__INSTRUCTIONS TO FOLLOW__. Drop the images; return everything else in the listing below exactly.

__Recorded data__.
═══
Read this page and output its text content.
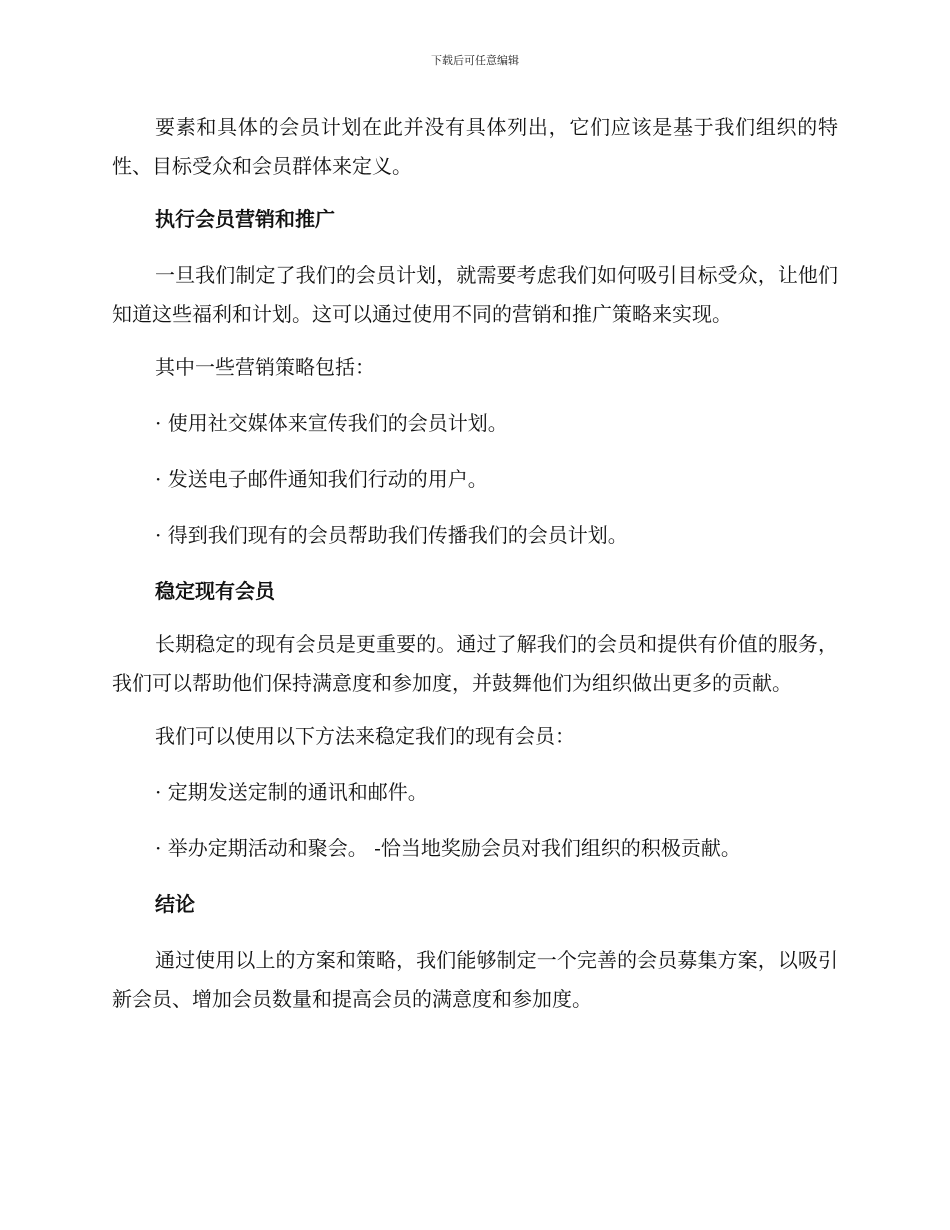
下载后可任意编辑

要素和具体的会员计划在此并没有具体列出，它们应该是基于我们组织的特性、目标受众和会员群体来定义。

执行会员营销和推广

一旦我们制定了我们的会员计划，就需要考虑我们如何吸引目标受众，让他们知道这些福利和计划。这可以通过使用不同的营销和推广策略来实现。

其中一些营销策略包括：

· 使用社交媒体来宣传我们的会员计划。
· 发送电子邮件通知我们行动的用户。
· 得到我们现有的会员帮助我们传播我们的会员计划。
稳定现有会员

长期稳定的现有会员是更重要的。通过了解我们的会员和提供有价值的服务，我们可以帮助他们保持满意度和参加度，并鼓舞他们为组织做出更多的贡献。

我们可以使用以下方法来稳定我们的现有会员：

· 定期发送定制的通讯和邮件。
· 举办定期活动和聚会。 -恰当地奖励会员对我们组织的积极贡献。
结论

通过使用以上的方案和策略，我们能够制定一个完善的会员募集方案，以吸引新会员、增加会员数量和提高会员的满意度和参加度。
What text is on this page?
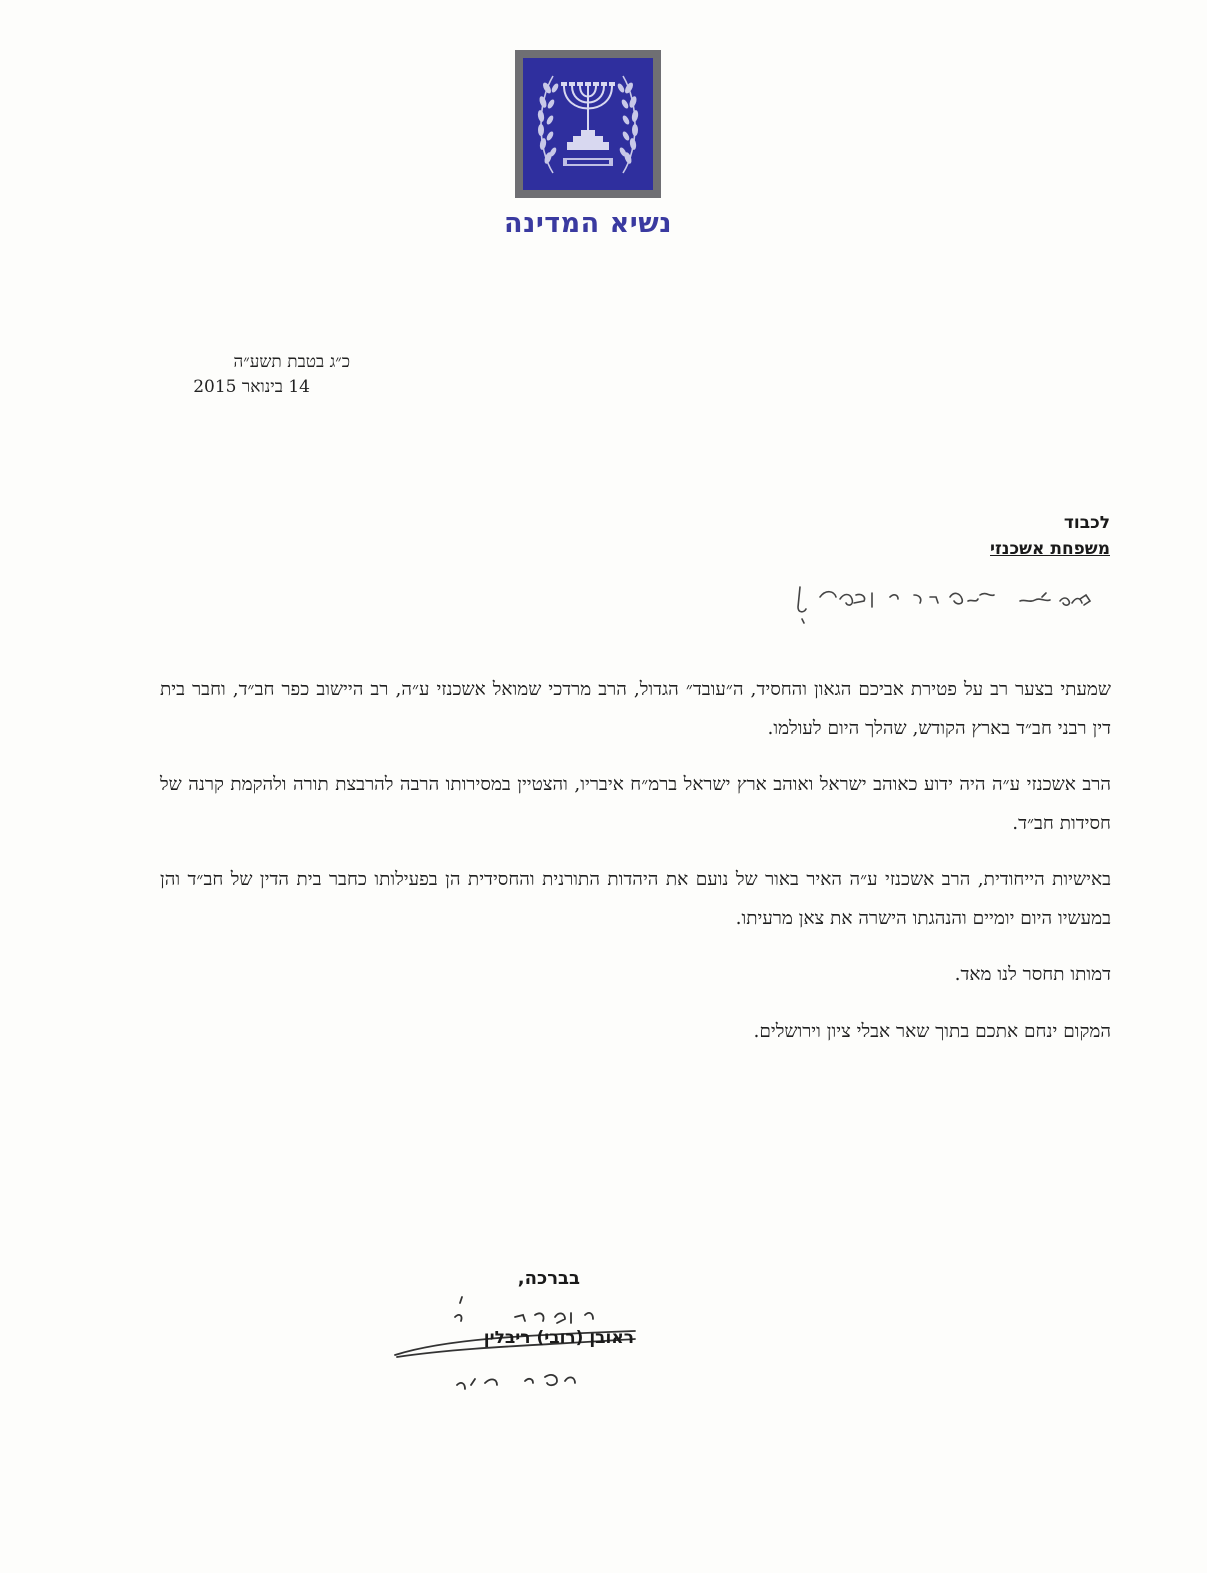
נשיא המדינה
כ״ג בטבת תשע״ה
14 בינואר 2015
לכבוד
משפחת אשכנזי

שמעתי בצער רב על פטירת אביכם הגאון והחסיד, ה״עובד״ הגדול, הרב מרדכי שמואל אשכנזי ע״ה, רב היישוב כפר חב״ד, וחבר בית דין רבני חב״ד בארץ הקודש, שהלך היום לעולמו.

הרב אשכנזי ע״ה היה ידוע כאוהב ישראל ואוהב ארץ ישראל ברמ״ח איבריו, והצטיין במסירותו הרבה להרבצת תורה ולהקמת קרנה של חסידות חב״ד.

באישיות הייחודית, הרב אשכנזי ע״ה האיר באור של נועם את היהדות התורנית והחסידית הן בפעילותו כחבר בית הדין של חב״ד והן במעשיו היום יומיים והנהגתו הישרה את צאן מרעיתו.

דמותו תחסר לנו מאד.

המקום ינחם אתכם בתוך שאר אבלי ציון וירושלים.

בברכה,
ראובן (רובי) ריבלין
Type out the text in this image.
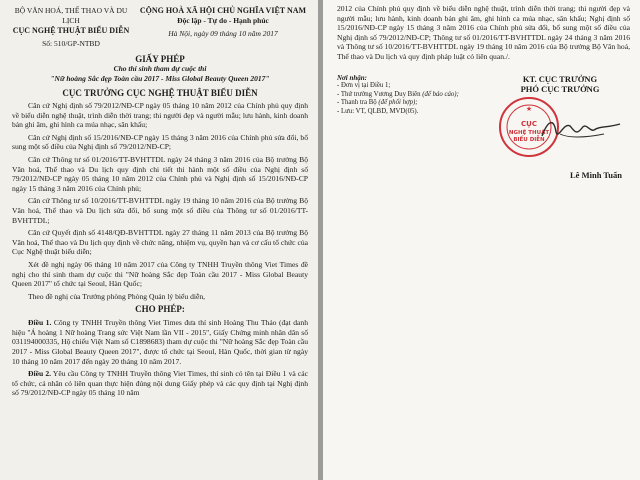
BỘ VĂN HOÁ, THỂ THAO VÀ DU LỊCH
CỤC NGHỆ THUẬT BIỂU DIỄN
Số: 510/GP-NTBD
CỘNG HOÀ XÃ HỘI CHỦ NGHĨA VIỆT NAM
Độc lập - Tự do - Hạnh phúc
Hà Nội, ngày 09 tháng 10 năm 2017
GIẤY PHÉP
Cho thí sinh tham dự cuộc thi
"Nữ hoàng Sắc đẹp Toàn cầu 2017 - Miss Global Beauty Queen 2017"
CỤC TRƯỞNG CỤC NGHỆ THUẬT BIỂU DIỄN

Căn cứ Nghị định số 79/2012/NĐ-CP ngày 05 tháng 10 năm 2012 của Chính phủ quy định về biểu diễn nghệ thuật, trình diễn thời trang; thi người đẹp và người mẫu; lưu hành, kinh doanh bản ghi âm, ghi hình ca múa nhạc, sân khấu;

Căn cứ Nghị định số 15/2016/NĐ-CP ngày 15 tháng 3 năm 2016 của Chính phủ sửa đổi, bổ sung một số điều của Nghị định số 79/2012/NĐ-CP;

Căn cứ Thông tư số 01/2016/TT-BVHTTDL ngày 24 tháng 3 năm 2016 của Bộ trưởng Bộ Văn hoá, Thể thao và Du lịch quy định chi tiết thi hành một số điều của Nghị định số 79/2012/NĐ-CP ngày 05 tháng 10 năm 2012 của Chính phủ và Nghị định số 15/2016/NĐ-CP ngày 15 tháng 3 năm 2016 của Chính phủ;

Căn cứ Thông tư số 10/2016/TT-BVHTTDL ngày 19 tháng 10 năm 2016 của Bộ trưởng Bộ Văn hoá, Thể thao và Du lịch sửa đổi, bổ sung một số điều của Thông tư số 01/2016/TT-BVHTTDL;

Căn cứ Quyết định số 4148/QĐ-BVHTTDL ngày 27 tháng 11 năm 2013 của Bộ trưởng Bộ Văn hoá, Thể thao và Du lịch quy định về chức năng, nhiệm vụ, quyền hạn và cơ cấu tổ chức của Cục Nghệ thuật biểu diễn;

Xét đề nghị ngày 06 tháng 10 năm 2017 của Công ty TNHH Truyền thông Viet Times đề nghị cho thí sinh tham dự cuộc thi "Nữ hoàng Sắc đẹp Toàn cầu 2017 - Miss Global Beauty Queen 2017" tổ chức tại Seoul, Hàn Quốc;

Theo đề nghị của Trưởng phòng Phòng Quản lý biểu diễn,

CHO PHÉP:

Điều 1. Công ty TNHH Truyền thông Viet Times đưa thí sinh Hoàng Thu Thảo (đạt danh hiệu "Á hoàng 1 Nữ hoàng Trang sức Việt Nam lần VII - 2015", Giấy Chứng minh nhân dân số 031194000335, Hộ chiếu Việt Nam số C1898683) tham dự cuộc thi "Nữ hoàng Sắc đẹp Toàn cầu 2017 - Miss Global Beauty Queen 2017", được tổ chức tại Seoul, Hàn Quốc, thời gian từ ngày 10 tháng 10 năm 2017 đến ngày 20 tháng 10 năm 2017.

Điều 2. Yêu cầu Công ty TNHH Truyền thông Viet Times, thí sinh có tên tại Điều 1 và các tổ chức, cá nhân có liên quan thực hiện đúng nội dung Giấy phép và các quy định tại Nghị định số 79/2012/NĐ-CP ngày 05 tháng 10 năm

2012 của Chính phủ quy định về biểu diễn nghệ thuật, trình diễn thời trang; thi người đẹp và người mẫu; lưu hành, kinh doanh bản ghi âm, ghi hình ca múa nhạc, sân khấu; Nghị định số 15/2016/NĐ-CP ngày 15 tháng 3 năm 2016 của Chính phủ sửa đổi, bổ sung một số điều của Nghị định số 79/2012/NĐ-CP; Thông tư số 01/2016/TT-BVHTTDL ngày 24 tháng 3 năm 2016 và Thông tư số 10/2016/TT-BVHTTDL ngày 19 tháng 10 năm 2016 của Bộ trưởng Bộ Văn hoá, Thể thao và Du lịch và quy định pháp luật có liên quan./.

Nơi nhận:
- Đơn vị tại Điều 1;
- Thứ trưởng Vương Duy Biên (để báo cáo);
- Thanh tra Bộ (để phối hợp);
- Lưu: VT, QLBD, MVD(05).
KT. CỤC TRƯỞNG
PHÓ CỤC TRƯỞNG
★
CỤC
NGHỆ THUẬT
BIỂU DIỄN
Lê Minh Tuấn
═══
__RESPONSE TO THIS EXERCISE__.
Read this page and output its text content.
下载后可任意编辑

要素和具体的会员计划在此并没有具体列出，它们应该是基于我们组织的特性、目标受众和会员群体来定义。

执行会员营销和推广

一旦我们制定了我们的会员计划，就需要考虑我们如何吸引目标受众，让他们知道这些福利和计划。这可以通过使用不同的营销和推广策略来实现。

其中一些营销策略包括：

· 使用社交媒体来宣传我们的会员计划。
· 发送电子邮件通知我们行动的用户。
· 得到我们现有的会员帮助我们传播我们的会员计划。
稳定现有会员

长期稳定的现有会员是更重要的。通过了解我们的会员和提供有价值的服务，我们可以帮助他们保持满意度和参加度，并鼓舞他们为组织做出更多的贡献。

我们可以使用以下方法来稳定我们的现有会员：

· 定期发送定制的通讯和邮件。
· 举办定期活动和聚会。 -恰当地奖励会员对我们组织的积极贡献。
结论

通过使用以上的方案和策略，我们能够制定一个完善的会员募集方案，以吸引新会员、增加会员数量和提高会员的满意度和参加度。
What text is on this page?
נשיא המדינה
כ״ג בטבת תשע״ה
14 בינואר 2015
לכבוד
משפחת אשכנזי

שמעתי בצער רב על פטירת אביכם הגאון והחסיד, ה״עובד״ הגדול, הרב מרדכי שמואל אשכנזי ע״ה, רב היישוב כפר חב״ד, וחבר בית דין רבני חב״ד בארץ הקודש, שהלך היום לעולמו.

הרב אשכנזי ע״ה היה ידוע כאוהב ישראל ואוהב ארץ ישראל ברמ״ח איבריו, והצטיין במסירותו הרבה להרבצת תורה ולהקמת קרנה של חסידות חב״ד.

באישיות הייחודית, הרב אשכנזי ע״ה האיר באור של נועם את היהדות התורנית והחסידית הן בפעילותו כחבר בית הדין של חב״ד והן במעשיו היום יומיים והנהגתו הישרה את צאן מרעיתו.

דמותו תחסר לנו מאד.

המקום ינחם אתכם בתוך שאר אבלי ציון וירושלים.

בברכה,
ראובן (רובי) ריבלין
Type out the text in this image.
BỘ VĂN HOÁ, THỂ THAO VÀ DU LỊCH
CỤC NGHỆ THUẬT BIỂU DIỄN
Số: 510/GP-NTBD
CỘNG HOÀ XÃ HỘI CHỦ NGHĨA VIỆT NAM
Độc lập - Tự do - Hạnh phúc
Hà Nội, ngày 09 tháng 10 năm 2017
GIẤY PHÉP
Cho thí sinh tham dự cuộc thi
"Nữ hoàng Sắc đẹp Toàn cầu 2017 - Miss Global Beauty Queen 2017"
CỤC TRƯỞNG CỤC NGHỆ THUẬT BIỂU DIỄN

Căn cứ Nghị định số 79/2012/NĐ-CP ngày 05 tháng 10 năm 2012 của Chính phủ quy định về biểu diễn nghệ thuật, trình diễn thời trang; thi người đẹp và người mẫu; lưu hành, kinh doanh bản ghi âm, ghi hình ca múa nhạc, sân khấu;

Căn cứ Nghị định số 15/2016/NĐ-CP ngày 15 tháng 3 năm 2016 của Chính phủ sửa đổi, bổ sung một số điều của Nghị định số 79/2012/NĐ-CP;

Căn cứ Thông tư số 01/2016/TT-BVHTTDL ngày 24 tháng 3 năm 2016 của Bộ trưởng Bộ Văn hoá, Thể thao và Du lịch quy định chi tiết thi hành một số điều của Nghị định số 79/2012/NĐ-CP ngày 05 tháng 10 năm 2012 của Chính phủ và Nghị định số 15/2016/NĐ-CP ngày 15 tháng 3 năm 2016 của Chính phủ;

Căn cứ Thông tư số 10/2016/TT-BVHTTDL ngày 19 tháng 10 năm 2016 của Bộ trưởng Bộ Văn hoá, Thể thao và Du lịch sửa đổi, bổ sung một số điều của Thông tư số 01/2016/TT-BVHTTDL;

Căn cứ Quyết định số 4148/QĐ-BVHTTDL ngày 27 tháng 11 năm 2013 của Bộ trưởng Bộ Văn hoá, Thể thao và Du lịch quy định về chức năng, nhiệm vụ, quyền hạn và cơ cấu tổ chức của Cục Nghệ thuật biểu diễn;

Xét đề nghị ngày 06 tháng 10 năm 2017 của Công ty TNHH Truyền thông Viet Times đề nghị cho thí sinh tham dự cuộc thi "Nữ hoàng Sắc đẹp Toàn cầu 2017 - Miss Global Beauty Queen 2017" tổ chức tại Seoul, Hàn Quốc;

Theo đề nghị của Trưởng phòng Phòng Quản lý biểu diễn,

CHO PHÉP:

Điều 1. Công ty TNHH Truyền thông Viet Times đưa thí sinh Hoàng Thu Thảo (đạt danh hiệu "Á hoàng 1 Nữ hoàng Trang sức Việt Nam lần VII - 2015", Giấy Chứng minh nhân dân số 031194000335, Hộ chiếu Việt Nam số C1898683) tham dự cuộc thi "Nữ hoàng Sắc đẹp Toàn cầu 2017 - Miss Global Beauty Queen 2017", được tổ chức tại Seoul, Hàn Quốc, thời gian từ ngày 10 tháng 10 năm 2017 đến ngày 20 tháng 10 năm 2017.

Điều 2. Yêu cầu Công ty TNHH Truyền thông Viet Times, thí sinh có tên tại Điều 1 và các tổ chức, cá nhân có liên quan thực hiện đúng nội dung Giấy phép và các quy định tại Nghị định số 79/2012/NĐ-CP ngày 05 tháng 10 năm

2012 của Chính phủ quy định về biểu diễn nghệ thuật, trình diễn thời trang; thi người đẹp và người mẫu; lưu hành, kinh doanh bản ghi âm, ghi hình ca múa nhạc, sân khấu; Nghị định số 15/2016/NĐ-CP ngày 15 tháng 3 năm 2016 của Chính phủ sửa đổi, bổ sung một số điều của Nghị định số 79/2012/NĐ-CP; Thông tư số 01/2016/TT-BVHTTDL ngày 24 tháng 3 năm 2016 và Thông tư số 10/2016/TT-BVHTTDL ngày 19 tháng 10 năm 2016 của Bộ trưởng Bộ Văn hoá, Thể thao và Du lịch và quy định pháp luật có liên quan./.

Nơi nhận:
- Đơn vị tại Điều 1;
- Thứ trưởng Vương Duy Biên (để báo cáo);
- Thanh tra Bộ (để phối hợp);
- Lưu: VT, QLBD, MVD(05).
KT. CỤC TRƯỞNG
PHÓ CỤC TRƯỞNG
★
CỤC
NGHỆ THUẬT
BIỂU DIỄN
Lê Minh Tuấn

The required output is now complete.